### Your objective
Report the count of lines containing the word "this" in the entries below, and nothing more.

### Provided information
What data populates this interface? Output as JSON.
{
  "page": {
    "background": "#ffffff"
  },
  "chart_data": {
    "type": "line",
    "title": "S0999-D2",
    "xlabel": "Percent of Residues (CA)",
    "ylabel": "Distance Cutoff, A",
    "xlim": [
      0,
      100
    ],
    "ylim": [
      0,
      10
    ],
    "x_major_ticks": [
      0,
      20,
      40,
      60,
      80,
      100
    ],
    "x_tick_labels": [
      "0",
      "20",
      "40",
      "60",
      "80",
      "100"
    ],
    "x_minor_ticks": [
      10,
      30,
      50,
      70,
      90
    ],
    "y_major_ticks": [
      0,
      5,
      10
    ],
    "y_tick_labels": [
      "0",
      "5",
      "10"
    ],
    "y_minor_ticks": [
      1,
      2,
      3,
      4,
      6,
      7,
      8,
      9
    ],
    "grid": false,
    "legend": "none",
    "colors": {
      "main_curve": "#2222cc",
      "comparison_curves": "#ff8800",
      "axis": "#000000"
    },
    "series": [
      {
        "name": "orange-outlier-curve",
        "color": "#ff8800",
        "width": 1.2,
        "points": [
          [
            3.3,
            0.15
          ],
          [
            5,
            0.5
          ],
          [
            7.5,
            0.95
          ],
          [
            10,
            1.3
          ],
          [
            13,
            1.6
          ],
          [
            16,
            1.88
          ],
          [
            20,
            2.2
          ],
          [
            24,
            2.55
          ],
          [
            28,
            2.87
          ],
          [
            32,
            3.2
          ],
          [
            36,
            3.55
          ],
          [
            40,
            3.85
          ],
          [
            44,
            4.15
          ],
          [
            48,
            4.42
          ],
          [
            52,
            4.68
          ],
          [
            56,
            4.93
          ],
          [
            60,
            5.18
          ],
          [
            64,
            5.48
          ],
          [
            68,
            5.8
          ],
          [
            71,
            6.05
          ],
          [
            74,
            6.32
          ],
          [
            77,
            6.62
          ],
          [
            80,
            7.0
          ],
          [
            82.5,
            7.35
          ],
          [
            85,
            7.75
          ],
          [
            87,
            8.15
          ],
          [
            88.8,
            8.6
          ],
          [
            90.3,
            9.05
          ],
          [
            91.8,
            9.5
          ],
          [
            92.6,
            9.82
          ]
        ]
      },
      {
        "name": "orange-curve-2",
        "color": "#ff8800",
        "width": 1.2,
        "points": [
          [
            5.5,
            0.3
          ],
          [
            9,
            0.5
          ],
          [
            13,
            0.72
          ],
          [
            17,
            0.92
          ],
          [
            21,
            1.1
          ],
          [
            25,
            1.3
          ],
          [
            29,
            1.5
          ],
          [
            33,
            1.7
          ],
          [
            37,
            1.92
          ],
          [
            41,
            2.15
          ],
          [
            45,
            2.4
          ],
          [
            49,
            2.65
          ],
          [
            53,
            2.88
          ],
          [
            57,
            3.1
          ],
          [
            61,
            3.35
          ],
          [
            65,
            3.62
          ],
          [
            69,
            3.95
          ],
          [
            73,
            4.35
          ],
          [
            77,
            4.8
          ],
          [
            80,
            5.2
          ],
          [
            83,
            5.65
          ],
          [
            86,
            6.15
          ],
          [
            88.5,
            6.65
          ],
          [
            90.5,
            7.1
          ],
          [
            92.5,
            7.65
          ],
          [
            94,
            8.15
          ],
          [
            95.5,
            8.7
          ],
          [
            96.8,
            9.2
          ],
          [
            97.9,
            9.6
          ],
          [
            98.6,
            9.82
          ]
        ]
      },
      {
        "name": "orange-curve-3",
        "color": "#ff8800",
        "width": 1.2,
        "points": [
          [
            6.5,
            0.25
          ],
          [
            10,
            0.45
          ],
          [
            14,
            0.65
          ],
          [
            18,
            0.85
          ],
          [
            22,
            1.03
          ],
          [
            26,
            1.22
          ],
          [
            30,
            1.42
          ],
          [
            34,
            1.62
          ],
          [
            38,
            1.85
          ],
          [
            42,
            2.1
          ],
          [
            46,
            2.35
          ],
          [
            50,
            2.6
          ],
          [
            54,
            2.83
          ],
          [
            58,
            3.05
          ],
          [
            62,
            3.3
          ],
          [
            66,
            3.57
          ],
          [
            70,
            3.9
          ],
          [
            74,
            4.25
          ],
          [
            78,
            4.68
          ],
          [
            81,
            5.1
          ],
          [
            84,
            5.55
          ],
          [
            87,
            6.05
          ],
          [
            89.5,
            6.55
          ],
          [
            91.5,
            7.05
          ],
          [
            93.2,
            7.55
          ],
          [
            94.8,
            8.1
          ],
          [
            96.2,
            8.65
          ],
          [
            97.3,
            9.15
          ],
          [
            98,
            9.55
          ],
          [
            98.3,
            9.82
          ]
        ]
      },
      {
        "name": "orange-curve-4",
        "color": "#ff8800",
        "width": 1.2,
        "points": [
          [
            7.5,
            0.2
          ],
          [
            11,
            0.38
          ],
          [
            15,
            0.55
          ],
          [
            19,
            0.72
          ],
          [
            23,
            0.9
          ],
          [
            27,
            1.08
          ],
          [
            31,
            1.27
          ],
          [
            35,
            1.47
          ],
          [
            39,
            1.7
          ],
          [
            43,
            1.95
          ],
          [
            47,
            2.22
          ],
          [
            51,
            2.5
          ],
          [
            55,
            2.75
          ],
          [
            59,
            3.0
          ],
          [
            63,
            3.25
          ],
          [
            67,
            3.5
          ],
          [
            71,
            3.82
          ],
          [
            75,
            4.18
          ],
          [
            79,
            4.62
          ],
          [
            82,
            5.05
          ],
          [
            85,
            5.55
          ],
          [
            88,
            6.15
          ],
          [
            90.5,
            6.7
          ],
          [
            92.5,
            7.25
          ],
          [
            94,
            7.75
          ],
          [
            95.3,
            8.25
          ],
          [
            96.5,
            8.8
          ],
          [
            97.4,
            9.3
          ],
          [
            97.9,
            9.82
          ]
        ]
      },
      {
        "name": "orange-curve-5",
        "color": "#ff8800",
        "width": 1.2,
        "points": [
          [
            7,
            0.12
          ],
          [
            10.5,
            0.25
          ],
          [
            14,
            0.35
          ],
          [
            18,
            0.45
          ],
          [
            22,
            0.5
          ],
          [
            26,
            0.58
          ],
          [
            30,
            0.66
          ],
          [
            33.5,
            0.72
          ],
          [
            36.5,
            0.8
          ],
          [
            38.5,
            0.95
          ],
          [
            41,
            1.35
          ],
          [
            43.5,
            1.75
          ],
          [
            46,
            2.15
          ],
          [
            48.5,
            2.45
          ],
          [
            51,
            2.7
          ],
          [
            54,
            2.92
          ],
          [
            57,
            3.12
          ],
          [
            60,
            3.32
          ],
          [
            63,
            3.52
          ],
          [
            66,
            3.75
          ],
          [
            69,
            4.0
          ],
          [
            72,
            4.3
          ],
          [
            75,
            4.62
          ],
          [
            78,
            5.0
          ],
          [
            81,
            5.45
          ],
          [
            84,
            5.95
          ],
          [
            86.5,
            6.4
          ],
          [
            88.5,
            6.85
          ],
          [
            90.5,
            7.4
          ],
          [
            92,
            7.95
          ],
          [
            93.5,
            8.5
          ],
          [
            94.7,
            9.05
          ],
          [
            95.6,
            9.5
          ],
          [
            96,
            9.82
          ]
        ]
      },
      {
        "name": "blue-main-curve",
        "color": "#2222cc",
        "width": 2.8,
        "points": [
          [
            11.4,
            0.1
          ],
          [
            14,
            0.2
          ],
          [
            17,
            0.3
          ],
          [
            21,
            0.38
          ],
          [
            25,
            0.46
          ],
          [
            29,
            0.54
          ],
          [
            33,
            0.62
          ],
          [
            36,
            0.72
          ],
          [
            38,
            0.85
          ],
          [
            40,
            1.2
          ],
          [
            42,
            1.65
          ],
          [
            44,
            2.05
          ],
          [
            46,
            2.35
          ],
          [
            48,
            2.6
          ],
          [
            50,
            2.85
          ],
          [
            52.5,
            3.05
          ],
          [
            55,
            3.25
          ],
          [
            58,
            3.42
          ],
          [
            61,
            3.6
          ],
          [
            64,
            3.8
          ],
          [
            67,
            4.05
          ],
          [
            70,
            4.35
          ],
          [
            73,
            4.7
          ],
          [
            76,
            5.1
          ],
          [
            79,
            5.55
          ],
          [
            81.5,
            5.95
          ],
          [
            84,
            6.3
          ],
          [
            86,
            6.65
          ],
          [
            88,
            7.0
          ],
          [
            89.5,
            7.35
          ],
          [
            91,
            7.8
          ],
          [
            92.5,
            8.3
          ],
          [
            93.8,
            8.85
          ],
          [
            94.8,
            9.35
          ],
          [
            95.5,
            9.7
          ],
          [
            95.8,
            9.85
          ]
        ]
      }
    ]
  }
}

...

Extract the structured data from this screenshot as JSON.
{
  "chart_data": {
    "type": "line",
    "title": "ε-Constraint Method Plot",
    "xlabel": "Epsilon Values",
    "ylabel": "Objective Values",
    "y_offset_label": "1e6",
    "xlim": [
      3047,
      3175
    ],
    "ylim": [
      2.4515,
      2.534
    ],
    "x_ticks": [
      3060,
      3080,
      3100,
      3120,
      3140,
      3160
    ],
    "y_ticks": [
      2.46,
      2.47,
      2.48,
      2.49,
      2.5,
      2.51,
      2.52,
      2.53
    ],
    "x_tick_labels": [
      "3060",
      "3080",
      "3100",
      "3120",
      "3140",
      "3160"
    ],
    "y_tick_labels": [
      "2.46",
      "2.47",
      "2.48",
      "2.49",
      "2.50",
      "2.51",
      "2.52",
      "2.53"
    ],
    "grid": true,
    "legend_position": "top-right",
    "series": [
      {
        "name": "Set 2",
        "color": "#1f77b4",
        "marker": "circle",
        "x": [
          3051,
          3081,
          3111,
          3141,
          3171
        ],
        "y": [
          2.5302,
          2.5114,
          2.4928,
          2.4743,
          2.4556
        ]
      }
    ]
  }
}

### Answer for the task
2